With the pictures left out, copy the listing below exactly.

-- BEGIN Supplied records --

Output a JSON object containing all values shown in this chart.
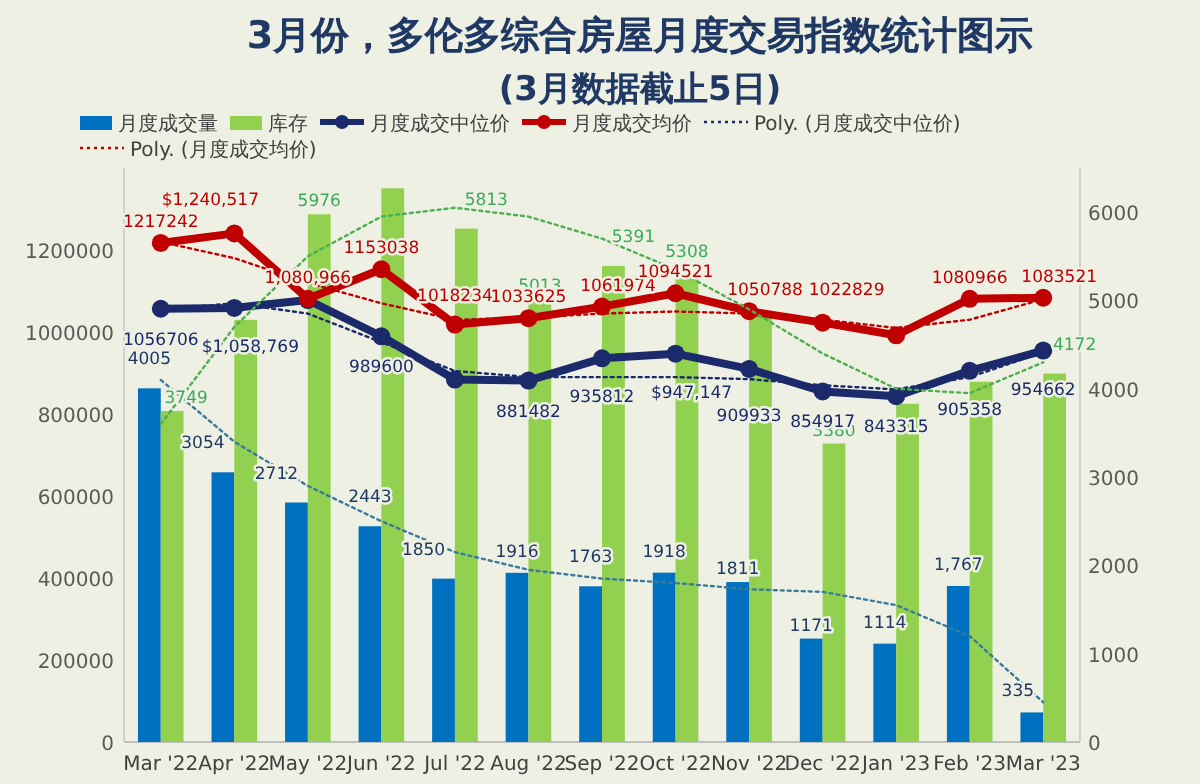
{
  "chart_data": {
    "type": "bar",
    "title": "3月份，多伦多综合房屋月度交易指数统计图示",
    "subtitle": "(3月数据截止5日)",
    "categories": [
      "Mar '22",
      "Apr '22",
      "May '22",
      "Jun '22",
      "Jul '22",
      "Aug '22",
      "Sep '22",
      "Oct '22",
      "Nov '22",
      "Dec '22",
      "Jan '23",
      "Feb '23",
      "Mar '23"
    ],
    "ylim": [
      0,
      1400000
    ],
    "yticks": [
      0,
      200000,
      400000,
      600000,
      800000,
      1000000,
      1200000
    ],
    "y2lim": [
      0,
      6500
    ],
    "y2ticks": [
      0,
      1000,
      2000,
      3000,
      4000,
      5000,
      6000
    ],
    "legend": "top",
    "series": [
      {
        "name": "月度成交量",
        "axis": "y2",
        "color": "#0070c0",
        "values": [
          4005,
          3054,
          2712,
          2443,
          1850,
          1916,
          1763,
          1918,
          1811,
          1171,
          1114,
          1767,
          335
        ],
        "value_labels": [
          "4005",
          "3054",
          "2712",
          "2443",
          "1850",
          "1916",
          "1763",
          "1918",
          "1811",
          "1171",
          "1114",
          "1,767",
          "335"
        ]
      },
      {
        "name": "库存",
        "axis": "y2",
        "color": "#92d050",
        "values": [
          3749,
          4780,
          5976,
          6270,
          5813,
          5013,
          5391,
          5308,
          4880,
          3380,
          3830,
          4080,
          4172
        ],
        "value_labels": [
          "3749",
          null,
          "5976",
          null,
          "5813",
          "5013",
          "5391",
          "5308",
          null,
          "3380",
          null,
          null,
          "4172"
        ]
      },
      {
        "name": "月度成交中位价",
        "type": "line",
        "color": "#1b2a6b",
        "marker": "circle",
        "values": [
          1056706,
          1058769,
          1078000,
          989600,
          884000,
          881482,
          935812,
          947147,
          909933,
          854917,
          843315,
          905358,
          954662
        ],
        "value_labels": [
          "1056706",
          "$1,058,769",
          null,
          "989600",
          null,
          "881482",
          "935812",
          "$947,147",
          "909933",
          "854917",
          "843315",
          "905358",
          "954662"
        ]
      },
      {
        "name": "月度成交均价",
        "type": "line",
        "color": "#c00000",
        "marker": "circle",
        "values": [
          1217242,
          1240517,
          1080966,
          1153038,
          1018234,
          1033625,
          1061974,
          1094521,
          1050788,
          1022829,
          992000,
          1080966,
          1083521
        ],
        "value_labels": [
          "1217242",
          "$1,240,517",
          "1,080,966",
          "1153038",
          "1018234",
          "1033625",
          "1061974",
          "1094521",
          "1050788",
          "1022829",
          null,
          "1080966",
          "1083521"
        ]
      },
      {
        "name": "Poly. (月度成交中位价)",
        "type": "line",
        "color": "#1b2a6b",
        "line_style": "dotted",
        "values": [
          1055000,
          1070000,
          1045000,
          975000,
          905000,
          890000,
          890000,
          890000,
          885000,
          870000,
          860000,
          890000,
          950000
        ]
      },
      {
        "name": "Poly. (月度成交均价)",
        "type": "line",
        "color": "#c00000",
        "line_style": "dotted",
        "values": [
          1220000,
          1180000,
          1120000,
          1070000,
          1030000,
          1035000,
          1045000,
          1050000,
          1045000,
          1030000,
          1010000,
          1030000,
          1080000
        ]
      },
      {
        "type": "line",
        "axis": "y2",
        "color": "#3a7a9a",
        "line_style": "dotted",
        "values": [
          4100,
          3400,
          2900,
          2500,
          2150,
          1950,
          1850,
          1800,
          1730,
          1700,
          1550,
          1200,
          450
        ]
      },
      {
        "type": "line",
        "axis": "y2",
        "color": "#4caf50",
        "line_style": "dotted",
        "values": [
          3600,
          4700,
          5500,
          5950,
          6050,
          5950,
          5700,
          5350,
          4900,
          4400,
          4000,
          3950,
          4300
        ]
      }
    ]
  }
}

-- END Supplied records --

Exercise response:
Output a JSON object containing all values shown in this chart.
{
  "chart_data": {
    "type": "bar",
    "title": "3月份，多伦多综合房屋月度交易指数统计图示",
    "subtitle": "(3月数据截止5日)",
    "categories": [
      "Mar '22",
      "Apr '22",
      "May '22",
      "Jun '22",
      "Jul '22",
      "Aug '22",
      "Sep '22",
      "Oct '22",
      "Nov '22",
      "Dec '22",
      "Jan '23",
      "Feb '23",
      "Mar '23"
    ],
    "ylim": [
      0,
      1400000
    ],
    "yticks": [
      0,
      200000,
      400000,
      600000,
      800000,
      1000000,
      1200000
    ],
    "y2lim": [
      0,
      6500
    ],
    "y2ticks": [
      0,
      1000,
      2000,
      3000,
      4000,
      5000,
      6000
    ],
    "legend": "top",
    "series": [
      {
        "name": "月度成交量",
        "axis": "y2",
        "color": "#0070c0",
        "values": [
          4005,
          3054,
          2712,
          2443,
          1850,
          1916,
          1763,
          1918,
          1811,
          1171,
          1114,
          1767,
          335
        ],
        "value_labels": [
          "4005",
          "3054",
          "2712",
          "2443",
          "1850",
          "1916",
          "1763",
          "1918",
          "1811",
          "1171",
          "1114",
          "1,767",
          "335"
        ]
      },
      {
        "name": "库存",
        "axis": "y2",
        "color": "#92d050",
        "values": [
          3749,
          4780,
          5976,
          6270,
          5813,
          5013,
          5391,
          5308,
          4880,
          3380,
          3830,
          4080,
          4172
        ],
        "value_labels": [
          "3749",
          null,
          "5976",
          null,
          "5813",
          "5013",
          "5391",
          "5308",
          null,
          "3380",
          null,
          null,
          "4172"
        ]
      },
      {
        "name": "月度成交中位价",
        "type": "line",
        "color": "#1b2a6b",
        "marker": "circle",
        "values": [
          1056706,
          1058769,
          1078000,
          989600,
          884000,
          881482,
          935812,
          947147,
          909933,
          854917,
          843315,
          905358,
          954662
        ],
        "value_labels": [
          "1056706",
          "$1,058,769",
          null,
          "989600",
          null,
          "881482",
          "935812",
          "$947,147",
          "909933",
          "854917",
          "843315",
          "905358",
          "954662"
        ]
      },
      {
        "name": "月度成交均价",
        "type": "line",
        "color": "#c00000",
        "marker": "circle",
        "values": [
          1217242,
          1240517,
          1080966,
          1153038,
          1018234,
          1033625,
          1061974,
          1094521,
          1050788,
          1022829,
          992000,
          1080966,
          1083521
        ],
        "value_labels": [
          "1217242",
          "$1,240,517",
          "1,080,966",
          "1153038",
          "1018234",
          "1033625",
          "1061974",
          "1094521",
          "1050788",
          "1022829",
          null,
          "1080966",
          "1083521"
        ]
      },
      {
        "name": "Poly. (月度成交中位价)",
        "type": "line",
        "color": "#1b2a6b",
        "line_style": "dotted",
        "values": [
          1055000,
          1070000,
          1045000,
          975000,
          905000,
          890000,
          890000,
          890000,
          885000,
          870000,
          860000,
          890000,
          950000
        ]
      },
      {
        "name": "Poly. (月度成交均价)",
        "type": "line",
        "color": "#c00000",
        "line_style": "dotted",
        "values": [
          1220000,
          1180000,
          1120000,
          1070000,
          1030000,
          1035000,
          1045000,
          1050000,
          1045000,
          1030000,
          1010000,
          1030000,
          1080000
        ]
      },
      {
        "type": "line",
        "axis": "y2",
        "color": "#3a7a9a",
        "line_style": "dotted",
        "values": [
          4100,
          3400,
          2900,
          2500,
          2150,
          1950,
          1850,
          1800,
          1730,
          1700,
          1550,
          1200,
          450
        ]
      },
      {
        "type": "line",
        "axis": "y2",
        "color": "#4caf50",
        "line_style": "dotted",
        "values": [
          3600,
          4700,
          5500,
          5950,
          6050,
          5950,
          5700,
          5350,
          4900,
          4400,
          4000,
          3950,
          4300
        ]
      }
    ]
  }
}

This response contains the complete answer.